▶ [WHAT YOU WILL DO] Each entry below should be returned exactly as is, with the pictures removed.

(Stored items)

%%

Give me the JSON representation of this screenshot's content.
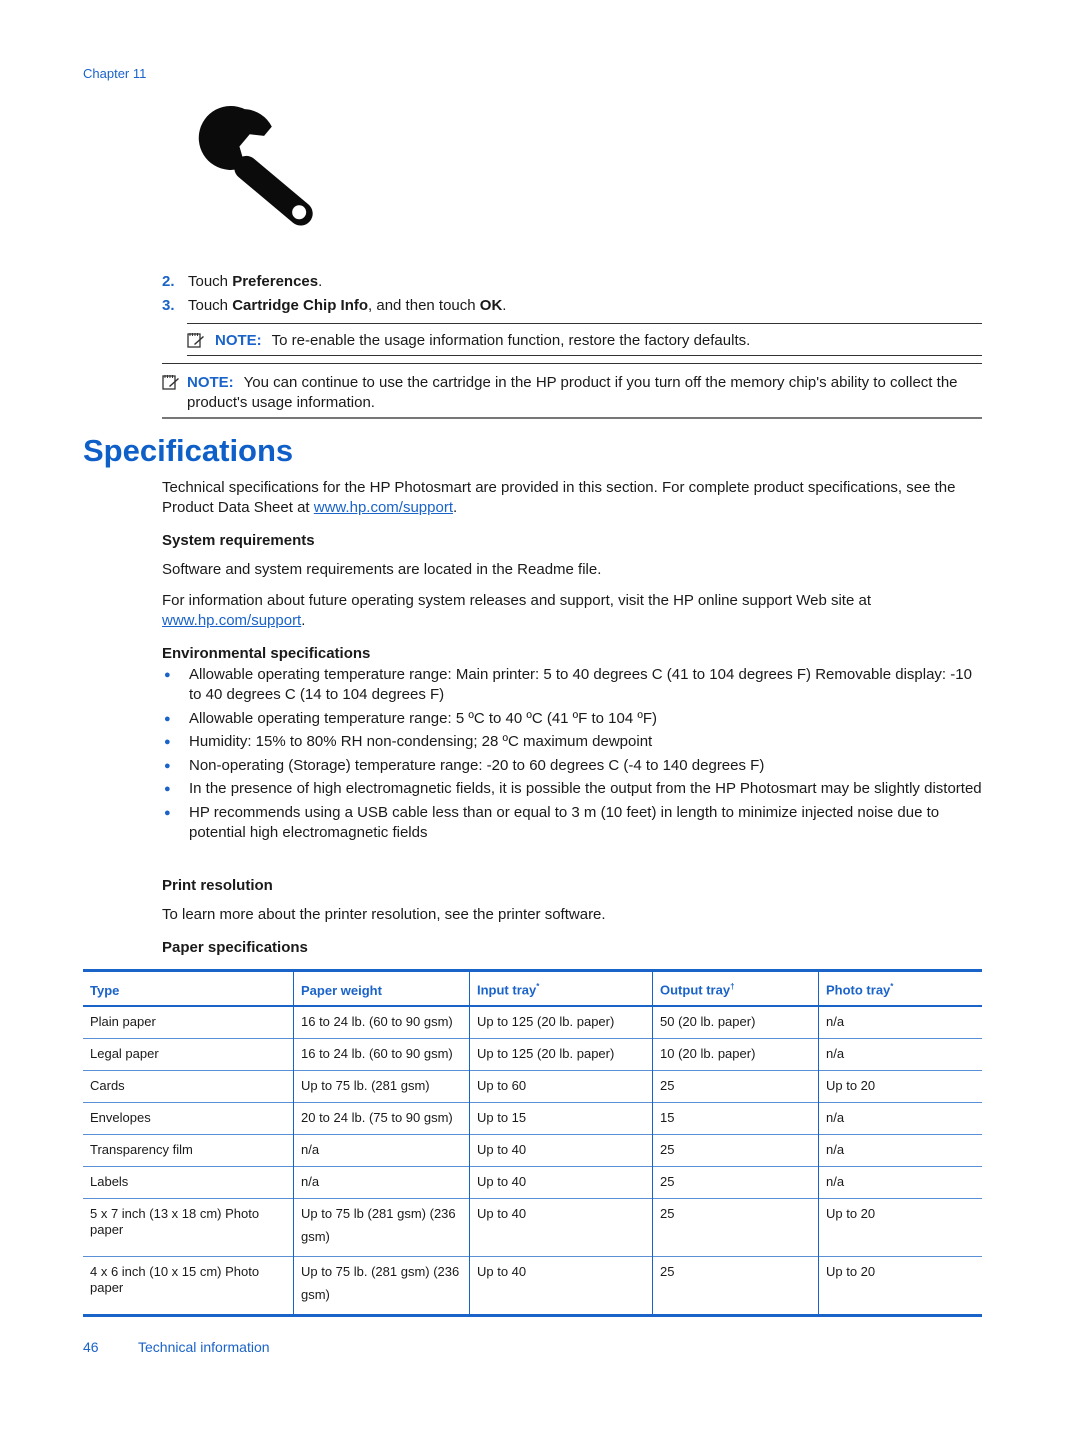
{
  "header": {
    "chapter": "Chapter 11"
  },
  "steps": [
    {
      "num": "2.",
      "prefix": "Touch ",
      "bold": "Preferences",
      "suffix": ".",
      "bold2": "",
      "suffix2": ""
    },
    {
      "num": "3.",
      "prefix": "Touch ",
      "bold": "Cartridge Chip Info",
      "suffix": ", and then touch ",
      "bold2": "OK",
      "suffix2": "."
    }
  ],
  "notes": {
    "inner": {
      "label": "NOTE:",
      "text": "To re-enable the usage information function, restore the factory defaults."
    },
    "outer": {
      "label": "NOTE:",
      "text": "You can continue to use the cartridge in the HP product if you turn off the memory chip's ability to collect the product's usage information."
    }
  },
  "section": {
    "title": "Specifications",
    "intro": "Technical specifications for the HP Photosmart are provided in this section. For complete product specifications, see the Product Data Sheet at ",
    "intro_link": "www.hp.com/support",
    "intro_end": "."
  },
  "system": {
    "heading": "System requirements",
    "p1": "Software and system requirements are located in the Readme file.",
    "p2": "For information about future operating system releases and support, visit the HP online support Web site at ",
    "p2_link": "www.hp.com/support",
    "p2_end": "."
  },
  "environmental": {
    "heading": "Environmental specifications",
    "bullets": [
      "Allowable operating temperature range: Main printer: 5 to 40 degrees C (41 to 104 degrees F) Removable display: -10 to 40 degrees C (14 to 104 degrees F)",
      "Allowable operating temperature range: 5 ºC to 40 ºC (41 ºF to 104 ºF)",
      "Humidity: 15% to 80% RH non-condensing; 28 ºC maximum dewpoint",
      "Non-operating (Storage) temperature range: -20 to 60 degrees C (-4 to 140 degrees F)",
      "In the presence of high electromagnetic fields, it is possible the output from the HP Photosmart may be slightly distorted",
      "HP recommends using a USB cable less than or equal to 3 m (10 feet) in length to minimize injected noise due to potential high electromagnetic fields"
    ]
  },
  "print_resolution": {
    "heading": "Print resolution",
    "text": "To learn more about the printer resolution, see the printer software."
  },
  "paper": {
    "heading": "Paper specifications",
    "columns": [
      {
        "label": "Type",
        "mark": ""
      },
      {
        "label": "Paper weight",
        "mark": ""
      },
      {
        "label": "Input tray",
        "mark": "*"
      },
      {
        "label": "Output tray",
        "mark": "†"
      },
      {
        "label": "Photo tray",
        "mark": "*"
      }
    ],
    "rows": [
      [
        "Plain paper",
        "16 to 24 lb. (60 to 90 gsm)",
        "Up to 125 (20 lb. paper)",
        "50 (20 lb. paper)",
        "n/a"
      ],
      [
        "Legal paper",
        "16 to 24 lb. (60 to 90 gsm)",
        "Up to 125 (20 lb. paper)",
        "10 (20 lb. paper)",
        "n/a"
      ],
      [
        "Cards",
        "Up to 75 lb. (281 gsm)",
        "Up to 60",
        "25",
        "Up to 20"
      ],
      [
        "Envelopes",
        "20 to 24 lb. (75 to 90 gsm)",
        "Up to 15",
        "15",
        "n/a"
      ],
      [
        "Transparency film",
        "n/a",
        "Up to 40",
        "25",
        "n/a"
      ],
      [
        "Labels",
        "n/a",
        "Up to 40",
        "25",
        "n/a"
      ],
      [
        "5 x 7 inch (13 x 18 cm) Photo paper",
        "Up to 75 lb (281 gsm) (236 gsm)",
        "Up to 40",
        "25",
        "Up to 20"
      ],
      [
        "4 x 6 inch (10 x 15 cm) Photo paper",
        "Up to 75 lb. (281 gsm) (236 gsm)",
        "Up to 40",
        "25",
        "Up to 20"
      ]
    ]
  },
  "footer": {
    "page": "46",
    "section": "Technical information"
  },
  "colors": {
    "accent": "#1a63c9",
    "heading": "#0e5fc8",
    "text": "#1a1a1a"
  }
}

%%

▶ [TASK OUTPUT]
Give me the JSON representation of this screenshot's content.
{
  "header": {
    "chapter": "Chapter 11"
  },
  "steps": [
    {
      "num": "2.",
      "prefix": "Touch ",
      "bold": "Preferences",
      "suffix": ".",
      "bold2": "",
      "suffix2": ""
    },
    {
      "num": "3.",
      "prefix": "Touch ",
      "bold": "Cartridge Chip Info",
      "suffix": ", and then touch ",
      "bold2": "OK",
      "suffix2": "."
    }
  ],
  "notes": {
    "inner": {
      "label": "NOTE:",
      "text": "To re-enable the usage information function, restore the factory defaults."
    },
    "outer": {
      "label": "NOTE:",
      "text": "You can continue to use the cartridge in the HP product if you turn off the memory chip's ability to collect the product's usage information."
    }
  },
  "section": {
    "title": "Specifications",
    "intro": "Technical specifications for the HP Photosmart are provided in this section. For complete product specifications, see the Product Data Sheet at ",
    "intro_link": "www.hp.com/support",
    "intro_end": "."
  },
  "system": {
    "heading": "System requirements",
    "p1": "Software and system requirements are located in the Readme file.",
    "p2": "For information about future operating system releases and support, visit the HP online support Web site at ",
    "p2_link": "www.hp.com/support",
    "p2_end": "."
  },
  "environmental": {
    "heading": "Environmental specifications",
    "bullets": [
      "Allowable operating temperature range: Main printer: 5 to 40 degrees C (41 to 104 degrees F) Removable display: -10 to 40 degrees C (14 to 104 degrees F)",
      "Allowable operating temperature range: 5 ºC to 40 ºC (41 ºF to 104 ºF)",
      "Humidity: 15% to 80% RH non-condensing; 28 ºC maximum dewpoint",
      "Non-operating (Storage) temperature range: -20 to 60 degrees C (-4 to 140 degrees F)",
      "In the presence of high electromagnetic fields, it is possible the output from the HP Photosmart may be slightly distorted",
      "HP recommends using a USB cable less than or equal to 3 m (10 feet) in length to minimize injected noise due to potential high electromagnetic fields"
    ]
  },
  "print_resolution": {
    "heading": "Print resolution",
    "text": "To learn more about the printer resolution, see the printer software."
  },
  "paper": {
    "heading": "Paper specifications",
    "columns": [
      {
        "label": "Type",
        "mark": ""
      },
      {
        "label": "Paper weight",
        "mark": ""
      },
      {
        "label": "Input tray",
        "mark": "*"
      },
      {
        "label": "Output tray",
        "mark": "†"
      },
      {
        "label": "Photo tray",
        "mark": "*"
      }
    ],
    "rows": [
      [
        "Plain paper",
        "16 to 24 lb. (60 to 90 gsm)",
        "Up to 125 (20 lb. paper)",
        "50 (20 lb. paper)",
        "n/a"
      ],
      [
        "Legal paper",
        "16 to 24 lb. (60 to 90 gsm)",
        "Up to 125 (20 lb. paper)",
        "10 (20 lb. paper)",
        "n/a"
      ],
      [
        "Cards",
        "Up to 75 lb. (281 gsm)",
        "Up to 60",
        "25",
        "Up to 20"
      ],
      [
        "Envelopes",
        "20 to 24 lb. (75 to 90 gsm)",
        "Up to 15",
        "15",
        "n/a"
      ],
      [
        "Transparency film",
        "n/a",
        "Up to 40",
        "25",
        "n/a"
      ],
      [
        "Labels",
        "n/a",
        "Up to 40",
        "25",
        "n/a"
      ],
      [
        "5 x 7 inch (13 x 18 cm) Photo paper",
        "Up to 75 lb (281 gsm) (236 gsm)",
        "Up to 40",
        "25",
        "Up to 20"
      ],
      [
        "4 x 6 inch (10 x 15 cm) Photo paper",
        "Up to 75 lb. (281 gsm) (236 gsm)",
        "Up to 40",
        "25",
        "Up to 20"
      ]
    ]
  },
  "footer": {
    "page": "46",
    "section": "Technical information"
  },
  "colors": {
    "accent": "#1a63c9",
    "heading": "#0e5fc8",
    "text": "#1a1a1a"
  }
}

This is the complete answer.